▶ [EXERCISE AIM] Reproduce verbatim the records between the line containing "logo-text: School of" and the line containing "body-line: 可用下列多项式进行计算： xyxy=(20,239,420,281)", inclusive.

▶ [SUPPLIED INFORMATION]
---+---

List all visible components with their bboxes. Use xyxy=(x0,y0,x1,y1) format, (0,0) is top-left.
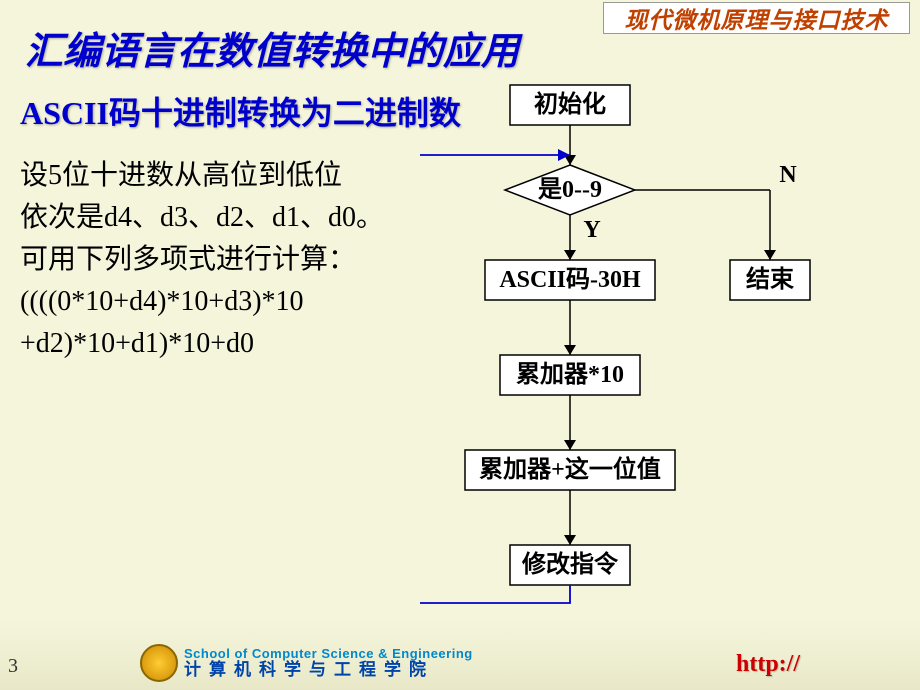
logo-text: School of Computer Science & Engineering… xyxy=(184,647,473,678)
svg-text:Y: Y xyxy=(583,217,600,243)
svg-text:ASCII码-30H: ASCII码-30H xyxy=(499,267,641,293)
body-line: 可用下列多项式进行计算： xyxy=(20,239,420,281)
svg-text:累加器*10: 累加器*10 xyxy=(516,361,624,388)
topbar-text: 现代微机原理与接口技术 xyxy=(625,1,889,35)
body-line: ((((0*10+d4)*10+d3)*10 xyxy=(20,281,420,323)
svg-text:是0--9: 是0--9 xyxy=(538,177,602,203)
topbar: 现代微机原理与接口技术 xyxy=(603,2,910,34)
logo-icon xyxy=(140,644,178,682)
body-line: +d2)*10+d1)*10+d0 xyxy=(20,323,420,365)
page-title: 汇编语言在数值转换中的应用 xyxy=(25,20,519,75)
body-text: 设5位十进数从高位到低位 依次是d4、d3、d2、d1、d0。 可用下列多项式进… xyxy=(20,155,420,365)
body-line: 设5位十进数从高位到低位 xyxy=(20,155,420,197)
body-line: 依次是d4、d3、d2、d1、d0。 xyxy=(20,197,420,239)
flowchart: 初始化是0--9 ASCII码-30H 结束累加器*10 累加器+这一位值修改指令 Y N xyxy=(420,75,900,635)
footer-http: http:// xyxy=(736,651,800,678)
svg-text:N: N xyxy=(779,162,797,188)
svg-text:累加器+这一位值: 累加器+这一位值 xyxy=(479,455,661,483)
logo-english: School of Computer Science & Engineering xyxy=(184,647,473,661)
page-number: 3 xyxy=(8,655,18,678)
page-subtitle: ASCII码十进制转换为二进制数 xyxy=(20,88,461,134)
logo-chinese: 计算机科学与工程学院 xyxy=(184,661,473,679)
svg-text:修改指令: 修改指令 xyxy=(521,550,619,578)
svg-text:结束: 结束 xyxy=(746,266,795,293)
footer-logo: School of Computer Science & Engineering… xyxy=(140,644,473,682)
svg-text:初始化: 初始化 xyxy=(534,90,606,118)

---+---

▶ [EXERCISE RESPONSE]
logo-text: School of Computer Science & Engineering… xyxy=(184,647,473,678)
svg-text:Y: Y xyxy=(583,217,600,243)
svg-text:ASCII码-30H: ASCII码-30H xyxy=(499,267,641,293)
body-line: 可用下列多项式进行计算： xyxy=(20,239,420,281)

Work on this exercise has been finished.